Problem requirements -> Every line with the string "Feed" should be gathered.

Figure data in JSON:
==============================
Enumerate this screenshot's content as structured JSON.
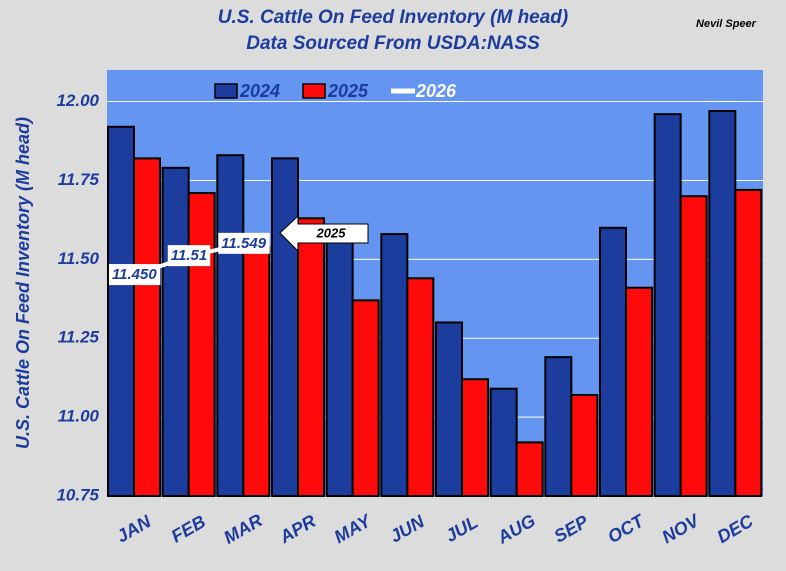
{
  "chart_data": {
    "type": "bar",
    "title": "U.S. Cattle On Feed Inventory (M head)",
    "subtitle": "Data Sourced From USDA:NASS",
    "author": "Nevil Speer",
    "y_label": "U.S. Cattle On Feed Inventory (M head)",
    "categories": [
      "JAN",
      "FEB",
      "MAR",
      "APR",
      "MAY",
      "JUN",
      "JUL",
      "AUG",
      "SEP",
      "OCT",
      "NOV",
      "DEC"
    ],
    "series": [
      {
        "name": "2024",
        "color": "#1c3c9e",
        "values": [
          11.92,
          11.79,
          11.83,
          11.82,
          11.59,
          11.58,
          11.3,
          11.09,
          11.19,
          11.6,
          11.96,
          11.97
        ]
      },
      {
        "name": "2025",
        "color": "#ff0a0a",
        "values": [
          11.82,
          11.71,
          11.54,
          11.63,
          11.37,
          11.44,
          11.12,
          10.92,
          11.07,
          11.41,
          11.7,
          11.72
        ]
      },
      {
        "name": "2026",
        "color": "#ffffff",
        "type": "line",
        "values": [
          11.45,
          11.51,
          11.549,
          null,
          null,
          null,
          null,
          null,
          null,
          null,
          null,
          null
        ],
        "value_labels": [
          "11.450",
          "11.51",
          "11.549",
          null,
          null,
          null,
          null,
          null,
          null,
          null,
          null,
          null
        ]
      }
    ],
    "annotation": "2025",
    "ylim": [
      10.75,
      12.1
    ],
    "yticks": [
      {
        "value": 10.75,
        "label": "10.75"
      },
      {
        "value": 11,
        "label": "11.00"
      },
      {
        "value": 11.25,
        "label": "11.25"
      },
      {
        "value": 11.5,
        "label": "11.50"
      },
      {
        "value": 11.75,
        "label": "11.75"
      },
      {
        "value": 12,
        "label": "12.00"
      }
    ],
    "grid": true,
    "legend": "top"
  }
}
==============================
Solution for this task ->
    "title": "U.S. Cattle On Feed Inventory (M head)",
    "y_label": "U.S. Cattle On Feed Inventory (M head)",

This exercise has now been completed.